··· QUOTED PASSAGE ···
= Encyclopedia of Appalachia =

The Encyclopedia of Appalachia is an encyclopedia dedicated to the region, people, culture, history, and geography of Appalachia, as defined by the Appalachian Regional Commission.

== Appalachia ==
Appalachia is a 205,000-square-mile area that follows the spine of the Appalachian Mountains from southern New York to northern Mississippi. It includes all of West Virginia and parts of 12 other states: Alabama, Georgia, Kentucky, Maryland, Mississippi, New York, North Carolina, Ohio, Pennsylvania, South Carolina, Tennessee, and Virginia. Forty-two percent of the population is rural, compared with 20 percent of the national population, although the region also includes urban areas, such as Pittsburgh and Chattanooga.

== Encyclopedia ==
The encyclopedia is 1,832 pages long and contains over 2,000 entries. Produced by the Center of Excellence for Appalachian Studies and Services at East Tennessee State University (ETSU), Rudy Abramson and Dr. Jean Haskell, are the two main editors. Jill Oxendine served as managing editor. The volume was published in March 2006 by the University of Tennessee Press. It includes a foreword by William Ferris, former chair of the National Endowment for the Humanities, who called the encyclopedia "truly a feast of information about its region . . . a remarkably detailed portrait of a landscape that runs from New York to Mississippi.” The volume includes an appreciation by Henry Louis Gates Jr., Alphonse Fletcher University Professor and Director of the Hutchins Center for African and African American Research at Harvard University, who is a West Virginia native. Gates wrote that the encyclopedia "lays out for everyone else what we who grew up there have always known. Appalachia is a rich and beautiful land steeped in tradition and open to change. It is home to countless storytellers and stories without end. Both its lushness and its rockiness teach us to make our way in the world, but Appalachia never leaves us."
···
= YOUR INSTRUCTIONS =
For each statement, answer yes or no according to the passage on the Encyclopedia of Appalachia and quote the exact words that decide it: (a) East Tennessee State University published the encyclopedia. (b) Appalachia takes in all of West Virginia. (c) Jill Oxendine was one of the two main editors. The material that follows is separate from the passage on the Encyclopedia of Appalachia.
··· PROVIDED RECORDS ···
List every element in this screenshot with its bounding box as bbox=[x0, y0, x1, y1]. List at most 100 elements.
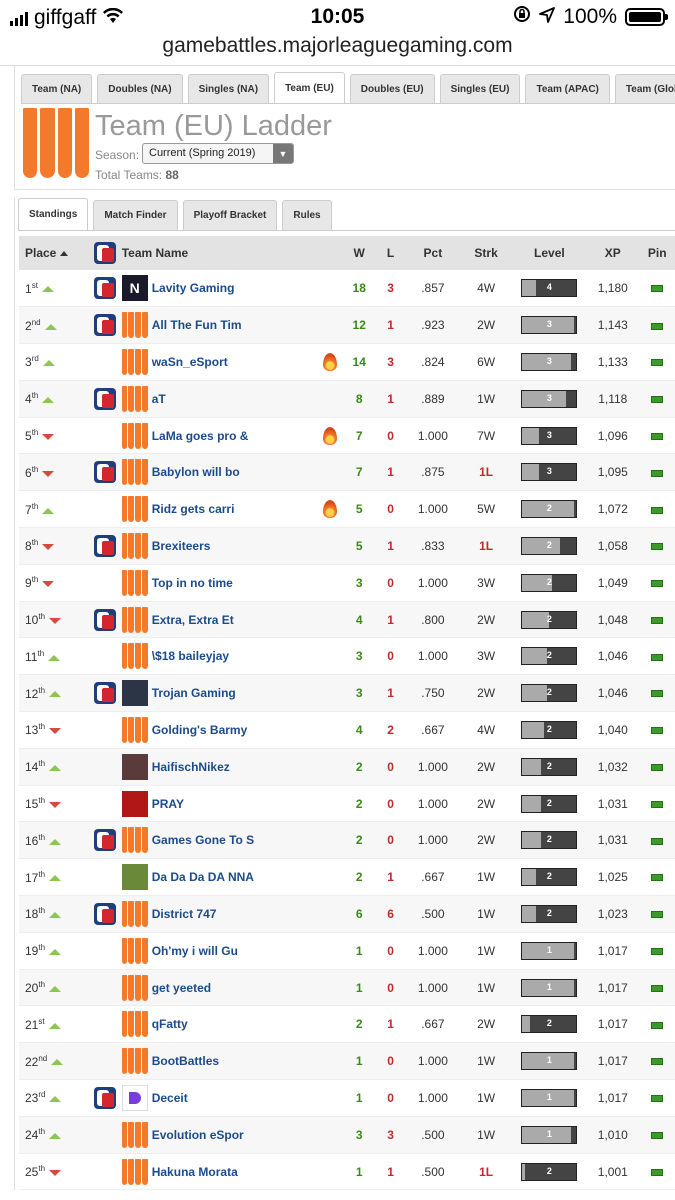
url-bar[interactable]: gamebattles.majorleaguegaming.com bbox=[0, 34, 675, 62]
team-name-link[interactable]: Deceit bbox=[152, 1091, 188, 1105]
table-row[interactable]: 22nd BootBattles 1 0 1.000 1W 1 1,017 bbox=[19, 1042, 675, 1081]
table-row[interactable]: 3rd waSn_eSport 14 3.824 6W 3 1,133 bbox=[19, 343, 675, 381]
place-cell: 2nd bbox=[19, 306, 89, 345]
tab-singles-eu[interactable]: Singles (EU) bbox=[439, 74, 521, 103]
table-row[interactable]: 9th Top in no time 3 0 1.000 3W 2 1,049 bbox=[19, 564, 675, 602]
table-row[interactable]: 2nd All The Fun Tim 12 1.923 2W 3 1,143 bbox=[19, 306, 675, 345]
team-name-link[interactable]: Ridz gets carri bbox=[152, 502, 235, 516]
team-name-link[interactable]: waSn_eSport bbox=[152, 355, 228, 369]
tab-rules[interactable]: Rules bbox=[282, 200, 332, 230]
table-row[interactable]: 24th Evolution eSpor 3 3.500 1W 1 1,010 bbox=[19, 1116, 675, 1154]
team-cell: qFatty bbox=[121, 1005, 344, 1044]
tab-playoff-bracket[interactable]: Playoff Bracket bbox=[182, 200, 278, 230]
tab-doubles-na[interactable]: Doubles (NA) bbox=[97, 74, 183, 103]
table-row[interactable]: 16th Games Gone To S 2 0 1.000 2W 2 1,031 bbox=[19, 821, 675, 860]
team-name-link[interactable]: District 747 bbox=[152, 907, 217, 921]
team-name-link[interactable]: Oh'my i will Gu bbox=[152, 944, 238, 958]
pct-cell: .889 bbox=[406, 380, 460, 418]
pin-cell bbox=[639, 821, 675, 860]
tab-team-global[interactable]: Team (Global) bbox=[614, 74, 675, 103]
team-avatar bbox=[121, 385, 148, 412]
season-select[interactable]: Current (Spring 2019) ▼ bbox=[142, 143, 294, 164]
team-header[interactable]: Team Name bbox=[121, 236, 344, 270]
pin-icon bbox=[651, 1095, 664, 1103]
pct-cell: .857 bbox=[406, 270, 460, 308]
table-row[interactable]: 6th Babylon will bo 7 1.875 1L 3 1,095 bbox=[19, 453, 675, 492]
table-row[interactable]: 18th District 747 6 6.500 1W 2 1,023 bbox=[19, 895, 675, 933]
region-cell bbox=[88, 748, 122, 786]
trend-up-icon bbox=[42, 360, 55, 367]
table-row[interactable]: 1st N Lavity Gaming 18 3.857 4W 4 1,180 bbox=[19, 270, 675, 308]
table-row[interactable]: 12th Trojan Gaming 3 1.750 2W 2 1,046 bbox=[19, 674, 675, 713]
region-cell bbox=[88, 343, 122, 381]
table-row[interactable]: 10th Extra, Extra Et 4 1.800 2W 2 1,048 bbox=[19, 601, 675, 639]
status-bar: giffgaff 10:05 100% bbox=[0, 0, 675, 34]
team-name-link[interactable]: Brexiteers bbox=[152, 539, 211, 553]
team-name-link[interactable]: Babylon will bo bbox=[152, 465, 240, 479]
tab-team-eu[interactable]: Team (EU) bbox=[274, 72, 345, 103]
tab-team-apac[interactable]: Team (APAC) bbox=[525, 74, 610, 103]
tab-singles-na[interactable]: Singles (NA) bbox=[187, 74, 270, 103]
tab-team-na[interactable]: Team (NA) bbox=[21, 74, 93, 103]
team-name-link[interactable]: Top in no time bbox=[152, 576, 233, 590]
level-bar: 2 bbox=[521, 1162, 578, 1181]
place-header[interactable]: Place bbox=[19, 236, 89, 270]
level-bar: 2 bbox=[521, 573, 578, 592]
trend-up-icon bbox=[49, 765, 62, 772]
team-name-link[interactable]: Games Gone To S bbox=[152, 833, 254, 847]
table-row[interactable]: 8th Brexiteers 5 1.833 1L 2 1,058 bbox=[19, 527, 675, 565]
xp-header[interactable]: XP bbox=[586, 236, 640, 270]
team-name-link[interactable]: get yeeted bbox=[152, 981, 211, 995]
table-row[interactable]: 5th LaMa goes pro & 7 0 1.000 7W 3 1,096 bbox=[19, 417, 675, 455]
team-name-link[interactable]: \$18 baileyjay bbox=[152, 649, 229, 663]
table-row[interactable]: 17th Da Da Da DA NNA 2 1.667 1W 2 1,025 bbox=[19, 858, 675, 897]
table-row[interactable]: 14th HaifischNikez 2 0 1.000 2W 2 1,032 bbox=[19, 748, 675, 786]
table-row[interactable]: 21st qFatty 2 1.667 2W 2 1,017 bbox=[19, 1005, 675, 1044]
place-number: 3 bbox=[25, 355, 32, 370]
team-name-link[interactable]: LaMa goes pro & bbox=[152, 429, 249, 443]
level-header[interactable]: Level bbox=[512, 236, 587, 270]
table-row[interactable]: 25th Hakuna Morata 1 1.500 1L 2 1,001 bbox=[19, 1153, 675, 1191]
pct-cell: 1.000 bbox=[406, 564, 460, 602]
team-name-link[interactable]: PRAY bbox=[152, 797, 184, 811]
table-row[interactable]: 11th \$18 baileyjay 3 0 1.000 3W 2 1,046 bbox=[19, 637, 675, 676]
table-row[interactable]: 7th Ridz gets carri 5 0 1.000 5W 2 1,072 bbox=[19, 490, 675, 529]
team-name-link[interactable]: Evolution eSpor bbox=[152, 1128, 244, 1142]
region-icon bbox=[93, 902, 116, 925]
table-row[interactable]: 4th aT 8 1.889 1W 3 1,118 bbox=[19, 380, 675, 418]
wins-header[interactable]: W bbox=[343, 236, 375, 270]
team-name-link[interactable]: Hakuna Morata bbox=[152, 1165, 238, 1179]
team-name-link[interactable]: Extra, Extra Et bbox=[152, 613, 234, 627]
table-header: Place Team Name W L Pct Strk Level XP Pi… bbox=[19, 236, 675, 270]
table-row[interactable]: 20th get yeeted 1 0 1.000 1W 1 1,017 bbox=[19, 969, 675, 1007]
level-number: 1 bbox=[546, 1128, 552, 1139]
level-bar: 2 bbox=[521, 647, 578, 666]
place-number: 12 bbox=[25, 686, 39, 701]
tab-doubles-eu[interactable]: Doubles (EU) bbox=[349, 74, 435, 103]
streak-cell: 1W bbox=[459, 895, 513, 933]
pct-header[interactable]: Pct bbox=[406, 236, 460, 270]
team-name-link[interactable]: Da Da Da DA NNA bbox=[152, 870, 254, 884]
table-row[interactable]: 13th Golding's Barmy 4 2.667 4W 2 1,040 bbox=[19, 711, 675, 749]
tab-match-finder[interactable]: Match Finder bbox=[93, 200, 178, 230]
tab-standings[interactable]: Standings bbox=[18, 198, 89, 230]
pct-cell: .875 bbox=[406, 453, 460, 492]
team-name-link[interactable]: Trojan Gaming bbox=[152, 686, 236, 700]
level-cell: 1 bbox=[512, 1079, 587, 1117]
team-name-link[interactable]: BootBattles bbox=[152, 1054, 219, 1068]
wins-cell: 2 bbox=[343, 858, 375, 897]
team-name-link[interactable]: Golding's Barmy bbox=[152, 723, 248, 737]
pin-icon bbox=[651, 469, 664, 477]
table-row[interactable]: 19th Oh'my i will Gu 1 0 1.000 1W 1 1,017 bbox=[19, 932, 675, 970]
streak-header[interactable]: Strk bbox=[459, 236, 513, 270]
team-name-link[interactable]: aT bbox=[152, 392, 166, 406]
table-row[interactable]: 23rd Deceit 1 0 1.000 1W 1 1,017 bbox=[19, 1079, 675, 1117]
team-name-link[interactable]: HaifischNikez bbox=[152, 760, 230, 774]
table-row[interactable]: 15th PRAY 2 0 1.000 2W 2 1,031 bbox=[19, 785, 675, 823]
losses-header[interactable]: L bbox=[374, 236, 407, 270]
team-name-link[interactable]: All The Fun Tim bbox=[152, 318, 242, 332]
team-name-link[interactable]: qFatty bbox=[152, 1017, 188, 1031]
team-name-link[interactable]: Lavity Gaming bbox=[152, 281, 235, 295]
place-cell: 8th bbox=[19, 527, 89, 565]
level-number: 2 bbox=[546, 503, 552, 514]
···
= THE SOLUTION =
(a) No: "The volume was published in March 2006 by the University of Tennessee Press."
(b) Yes: "It includes all of West Virginia"
(c) No: "Jill Oxendine served as managing editor."